▸ MATERIAL FOR THIS EXERCISE
··········

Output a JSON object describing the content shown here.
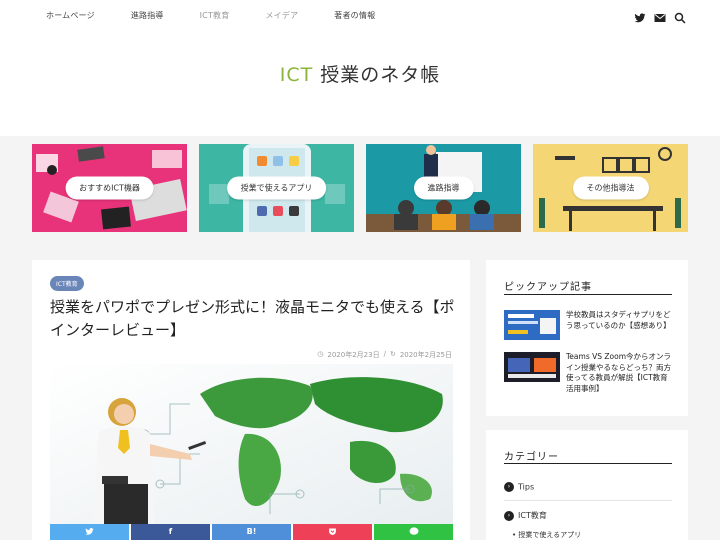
{
  "nav": {
    "items": [
      "ホームページ",
      "進路指導",
      "ICT教育",
      "メイデア",
      "著者の情報"
    ]
  },
  "header_icons": [
    "twitter-icon",
    "mail-icon",
    "search-icon"
  ],
  "site": {
    "title_prefix": "ICT",
    "title_rest": "授業のネタ帳"
  },
  "cards": [
    {
      "label": "おすすめICT機器",
      "bg": "#e8327a"
    },
    {
      "label": "授業で使えるアプリ",
      "bg": "#3eb6a4"
    },
    {
      "label": "進路指導",
      "bg": "#1b9aa6"
    },
    {
      "label": "その他指導法",
      "bg": "#f4d774"
    }
  ],
  "article": {
    "tag": "ICT教育",
    "title": "授業をパワポでプレゼン形式に！液晶モニタでも使える【ポインターレビュー】",
    "published": "2020年2月23日",
    "updated": "2020年2月25日",
    "share": [
      {
        "label": "twitter",
        "color": "#55acee"
      },
      {
        "label": "f",
        "color": "#3b5998"
      },
      {
        "label": "B!",
        "color": "#4f8fd9"
      },
      {
        "label": "pocket",
        "color": "#ee4056"
      },
      {
        "label": "line",
        "color": "#2fc243"
      }
    ]
  },
  "sidebar": {
    "pickup_title": "ピックアップ記事",
    "pickups": [
      {
        "text": "学校教員はスタディサプリをどう思っているのか【感想あり】"
      },
      {
        "text": "Teams VS Zoom今からオンライン授業やるならどっち？両方使ってる教員が解説【ICT教育活用事例】"
      }
    ],
    "category_title": "カテゴリー",
    "categories": [
      "Tips",
      "ICT教育"
    ],
    "subcategory": "授業で使えるアプリ"
  }
}
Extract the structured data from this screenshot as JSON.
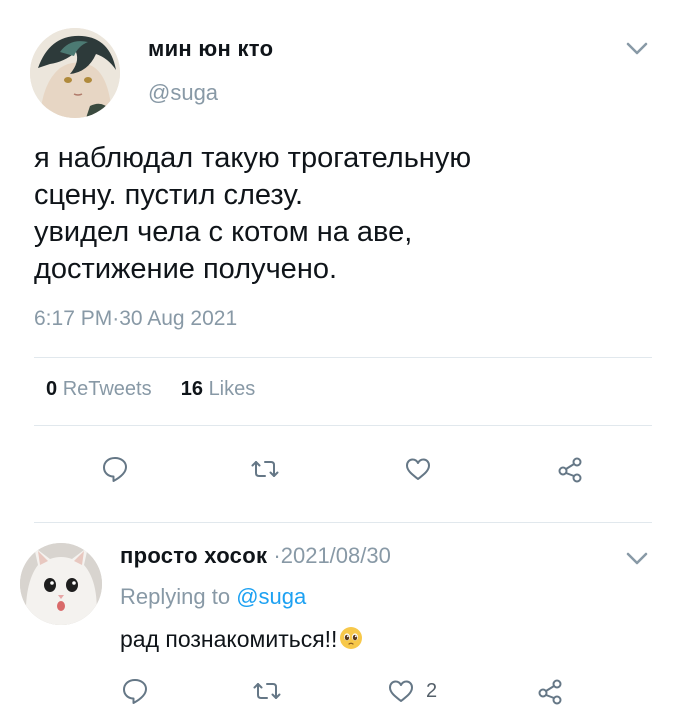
{
  "main_tweet": {
    "author_name": "мин юн кто",
    "handle": "@suga",
    "text_lines": [
      "я наблюдал такую трогательную",
      "сцену. пустил слезу.",
      "увидел чела с котом на аве,",
      "достижение получено."
    ],
    "timestamp": "6:17 PM·30 Aug 2021",
    "retweets_count": "0",
    "retweets_label": "ReTweets",
    "likes_count": "16",
    "likes_label": "Likes"
  },
  "reply": {
    "author_name": "просто хосок",
    "date": "·2021/08/30",
    "replying_label": "Replying to",
    "replying_handle": "@suga",
    "text": "рад познакомиться!!",
    "like_count": "2"
  },
  "icons": {
    "more": "chevron-down-icon",
    "reply": "comment-icon",
    "retweet": "retweet-icon",
    "like": "heart-icon",
    "share": "share-icon",
    "emoji": "pleading-face-emoji"
  },
  "colors": {
    "text": "#0f1419",
    "muted": "#8899a6",
    "mention": "#1da1f2",
    "divider": "#e1e8ed"
  }
}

··········

▸ SET TASK
Set the entries down again exactly. Do not include the images.

▸ IN RESPONSE
Output a JSON object describing the content shown here.
{
  "nav": {
    "items": [
      "ホームページ",
      "進路指導",
      "ICT教育",
      "メイデア",
      "著者の情報"
    ]
  },
  "header_icons": [
    "twitter-icon",
    "mail-icon",
    "search-icon"
  ],
  "site": {
    "title_prefix": "ICT",
    "title_rest": "授業のネタ帳"
  },
  "cards": [
    {
      "label": "おすすめICT機器",
      "bg": "#e8327a"
    },
    {
      "label": "授業で使えるアプリ",
      "bg": "#3eb6a4"
    },
    {
      "label": "進路指導",
      "bg": "#1b9aa6"
    },
    {
      "label": "その他指導法",
      "bg": "#f4d774"
    }
  ],
  "article": {
    "tag": "ICT教育",
    "title": "授業をパワポでプレゼン形式に！液晶モニタでも使える【ポインターレビュー】",
    "published": "2020年2月23日",
    "updated": "2020年2月25日",
    "share": [
      {
        "label": "twitter",
        "color": "#55acee"
      },
      {
        "label": "f",
        "color": "#3b5998"
      },
      {
        "label": "B!",
        "color": "#4f8fd9"
      },
      {
        "label": "pocket",
        "color": "#ee4056"
      },
      {
        "label": "line",
        "color": "#2fc243"
      }
    ]
  },
  "sidebar": {
    "pickup_title": "ピックアップ記事",
    "pickups": [
      {
        "text": "学校教員はスタディサプリをどう思っているのか【感想あり】"
      },
      {
        "text": "Teams VS Zoom今からオンライン授業やるならどっち？両方使ってる教員が解説【ICT教育活用事例】"
      }
    ],
    "category_title": "カテゴリー",
    "categories": [
      "Tips",
      "ICT教育"
    ],
    "subcategory": "授業で使えるアプリ"
  }
}
Extract the structured data from this screenshot as JSON.
{
  "main_tweet": {
    "author_name": "мин юн кто",
    "handle": "@suga",
    "text_lines": [
      "я наблюдал такую трогательную",
      "сцену. пустил слезу.",
      "увидел чела с котом на аве,",
      "достижение получено."
    ],
    "timestamp": "6:17 PM·30 Aug 2021",
    "retweets_count": "0",
    "retweets_label": "ReTweets",
    "likes_count": "16",
    "likes_label": "Likes"
  },
  "reply": {
    "author_name": "просто хосок",
    "date": "·2021/08/30",
    "replying_label": "Replying to",
    "replying_handle": "@suga",
    "text": "рад познакомиться!!",
    "like_count": "2"
  },
  "icons": {
    "more": "chevron-down-icon",
    "reply": "comment-icon",
    "retweet": "retweet-icon",
    "like": "heart-icon",
    "share": "share-icon",
    "emoji": "pleading-face-emoji"
  },
  "colors": {
    "text": "#0f1419",
    "muted": "#8899a6",
    "mention": "#1da1f2",
    "divider": "#e1e8ed"
  }
}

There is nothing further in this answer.